▸ The task: Select lines where the word "subtitle" appears.

▸ Data for the task:
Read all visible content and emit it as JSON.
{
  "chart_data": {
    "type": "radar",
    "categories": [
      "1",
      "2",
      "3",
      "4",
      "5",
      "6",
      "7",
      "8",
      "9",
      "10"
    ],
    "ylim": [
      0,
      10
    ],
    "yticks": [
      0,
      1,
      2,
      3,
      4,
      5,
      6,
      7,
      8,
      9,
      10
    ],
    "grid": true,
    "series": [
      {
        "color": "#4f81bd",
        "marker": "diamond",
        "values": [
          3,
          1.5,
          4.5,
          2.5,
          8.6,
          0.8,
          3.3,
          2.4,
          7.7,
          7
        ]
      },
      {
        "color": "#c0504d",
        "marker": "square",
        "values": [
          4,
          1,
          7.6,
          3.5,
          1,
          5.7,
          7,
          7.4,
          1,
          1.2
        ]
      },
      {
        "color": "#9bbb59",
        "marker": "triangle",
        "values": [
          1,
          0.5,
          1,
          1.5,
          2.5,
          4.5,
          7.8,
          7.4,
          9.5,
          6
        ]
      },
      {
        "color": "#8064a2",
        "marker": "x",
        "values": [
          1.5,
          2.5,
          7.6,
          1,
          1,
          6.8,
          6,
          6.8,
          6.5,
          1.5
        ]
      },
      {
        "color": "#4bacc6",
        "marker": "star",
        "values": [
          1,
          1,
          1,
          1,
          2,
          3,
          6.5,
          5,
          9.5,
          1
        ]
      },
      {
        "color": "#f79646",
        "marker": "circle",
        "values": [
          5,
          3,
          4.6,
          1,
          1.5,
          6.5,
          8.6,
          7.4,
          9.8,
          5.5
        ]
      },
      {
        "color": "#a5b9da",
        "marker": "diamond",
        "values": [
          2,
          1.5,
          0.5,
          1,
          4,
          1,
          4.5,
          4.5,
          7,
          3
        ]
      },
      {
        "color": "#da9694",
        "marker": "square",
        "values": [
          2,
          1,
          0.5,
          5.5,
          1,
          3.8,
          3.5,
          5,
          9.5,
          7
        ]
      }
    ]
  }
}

---

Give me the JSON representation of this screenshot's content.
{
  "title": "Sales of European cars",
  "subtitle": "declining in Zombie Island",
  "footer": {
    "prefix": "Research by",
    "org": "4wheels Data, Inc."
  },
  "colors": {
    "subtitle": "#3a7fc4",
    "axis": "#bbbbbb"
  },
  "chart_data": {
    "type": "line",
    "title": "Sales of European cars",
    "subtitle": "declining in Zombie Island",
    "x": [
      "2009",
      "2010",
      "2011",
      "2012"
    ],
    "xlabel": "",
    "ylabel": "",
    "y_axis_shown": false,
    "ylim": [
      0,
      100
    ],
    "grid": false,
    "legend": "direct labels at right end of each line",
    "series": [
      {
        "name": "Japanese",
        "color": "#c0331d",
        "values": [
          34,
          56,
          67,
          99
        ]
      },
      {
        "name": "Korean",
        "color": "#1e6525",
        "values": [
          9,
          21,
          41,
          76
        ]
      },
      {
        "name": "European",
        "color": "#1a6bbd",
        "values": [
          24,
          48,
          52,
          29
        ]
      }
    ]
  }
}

▸ Answer for the task:
  "subtitle": "declining in Zombie Island",
    "subtitle": "#3a7fc4",
    "subtitle": "declining in Zombie Island",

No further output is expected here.